── Provided data ──

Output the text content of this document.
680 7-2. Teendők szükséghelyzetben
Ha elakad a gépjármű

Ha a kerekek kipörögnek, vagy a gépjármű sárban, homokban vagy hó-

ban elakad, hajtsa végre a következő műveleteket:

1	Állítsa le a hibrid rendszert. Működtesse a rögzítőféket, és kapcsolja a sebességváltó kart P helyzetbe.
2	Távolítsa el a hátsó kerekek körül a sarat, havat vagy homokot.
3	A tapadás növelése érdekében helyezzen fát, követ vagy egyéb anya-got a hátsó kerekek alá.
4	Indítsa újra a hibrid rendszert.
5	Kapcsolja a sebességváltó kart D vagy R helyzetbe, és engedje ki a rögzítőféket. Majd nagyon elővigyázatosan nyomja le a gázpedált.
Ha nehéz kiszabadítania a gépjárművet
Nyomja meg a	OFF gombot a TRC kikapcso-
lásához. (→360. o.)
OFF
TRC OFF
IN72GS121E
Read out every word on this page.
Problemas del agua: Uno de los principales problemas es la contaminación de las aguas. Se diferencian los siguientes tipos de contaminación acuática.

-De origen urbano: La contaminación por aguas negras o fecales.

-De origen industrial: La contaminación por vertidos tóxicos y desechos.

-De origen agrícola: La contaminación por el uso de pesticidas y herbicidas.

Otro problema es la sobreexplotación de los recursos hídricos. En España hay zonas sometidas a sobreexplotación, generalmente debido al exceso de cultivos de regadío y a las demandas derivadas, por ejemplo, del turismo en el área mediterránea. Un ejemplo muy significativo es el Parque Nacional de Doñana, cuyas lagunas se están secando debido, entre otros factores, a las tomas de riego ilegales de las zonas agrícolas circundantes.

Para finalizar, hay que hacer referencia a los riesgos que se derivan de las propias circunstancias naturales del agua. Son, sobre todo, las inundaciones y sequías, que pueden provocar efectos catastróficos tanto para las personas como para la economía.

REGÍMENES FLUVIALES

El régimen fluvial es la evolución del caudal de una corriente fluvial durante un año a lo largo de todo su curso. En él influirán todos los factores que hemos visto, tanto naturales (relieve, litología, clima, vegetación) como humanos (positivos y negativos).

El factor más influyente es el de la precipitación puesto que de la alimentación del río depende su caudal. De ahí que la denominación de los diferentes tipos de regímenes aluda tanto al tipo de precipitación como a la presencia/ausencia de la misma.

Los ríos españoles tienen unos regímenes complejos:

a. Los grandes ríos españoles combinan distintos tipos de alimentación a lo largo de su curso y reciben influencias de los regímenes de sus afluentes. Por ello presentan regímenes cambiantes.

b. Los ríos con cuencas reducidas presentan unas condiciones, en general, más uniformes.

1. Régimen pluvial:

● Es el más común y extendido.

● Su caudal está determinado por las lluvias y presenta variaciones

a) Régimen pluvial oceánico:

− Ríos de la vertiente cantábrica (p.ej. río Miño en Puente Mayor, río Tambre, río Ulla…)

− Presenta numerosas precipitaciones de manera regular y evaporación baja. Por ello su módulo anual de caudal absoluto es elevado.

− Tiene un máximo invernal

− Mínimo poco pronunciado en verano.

───

* What is required *
Your task is to transcribe the listing above in full, exactly as given.

* Expected answer *
Output the text content of this document.
680 7-2. Teendők szükséghelyzetben
Ha elakad a gépjármű

Ha a kerekek kipörögnek, vagy a gépjármű sárban, homokban vagy hó-

ban elakad, hajtsa végre a következő műveleteket:

1	Állítsa le a hibrid rendszert. Működtesse a rögzítőféket, és kapcsolja a sebességváltó kart P helyzetbe.
2	Távolítsa el a hátsó kerekek körül a sarat, havat vagy homokot.
3	A tapadás növelése érdekében helyezzen fát, követ vagy egyéb anya-got a hátsó kerekek alá.
4	Indítsa újra a hibrid rendszert.
5	Kapcsolja a sebességváltó kart D vagy R helyzetbe, és engedje ki a rögzítőféket. Majd nagyon elővigyázatosan nyomja le a gázpedált.
Ha nehéz kiszabadítania a gépjárművet
Nyomja meg a	OFF gombot a TRC kikapcso-
lásához. (→360. o.)
OFF
TRC OFF
IN72GS121E
Read out every word on this page.
Problemas del agua: Uno de los principales problemas es la contaminación de las aguas. Se diferencian los siguientes tipos de contaminación acuática.

-De origen urbano: La contaminación por aguas negras o fecales.

-De origen industrial: La contaminación por vertidos tóxicos y desechos.

-De origen agrícola: La contaminación por el uso de pesticidas y herbicidas.

Otro problema es la sobreexplotación de los recursos hídricos. En España hay zonas sometidas a sobreexplotación, generalmente debido al exceso de cultivos de regadío y a las demandas derivadas, por ejemplo, del turismo en el área mediterránea. Un ejemplo muy significativo es el Parque Nacional de Doñana, cuyas lagunas se están secando debido, entre otros factores, a las tomas de riego ilegales de las zonas agrícolas circundantes.

Para finalizar, hay que hacer referencia a los riesgos que se derivan de las propias circunstancias naturales del agua. Son, sobre todo, las inundaciones y sequías, que pueden provocar efectos catastróficos tanto para las personas como para la economía.

REGÍMENES FLUVIALES

El régimen fluvial es la evolución del caudal de una corriente fluvial durante un año a lo largo de todo su curso. En él influirán todos los factores que hemos visto, tanto naturales (relieve, litología, clima, vegetación) como humanos (positivos y negativos).

El factor más influyente es el de la precipitación puesto que de la alimentación del río depende su caudal. De ahí que la denominación de los diferentes tipos de regímenes aluda tanto al tipo de precipitación como a la presencia/ausencia de la misma.

Los ríos españoles tienen unos regímenes complejos:

a. Los grandes ríos españoles combinan distintos tipos de alimentación a lo largo de su curso y reciben influencias de los regímenes de sus afluentes. Por ello presentan regímenes cambiantes.

b. Los ríos con cuencas reducidas presentan unas condiciones, en general, más uniformes.

1. Régimen pluvial:

● Es el más común y extendido.

● Su caudal está determinado por las lluvias y presenta variaciones

a) Régimen pluvial oceánico:

− Ríos de la vertiente cantábrica (p.ej. río Miño en Puente Mayor, río Tambre, río Ulla…)

− Presenta numerosas precipitaciones de manera regular y evaporación baja. Por ello su módulo anual de caudal absoluto es elevado.

− Tiene un máximo invernal

− Mínimo poco pronunciado en verano.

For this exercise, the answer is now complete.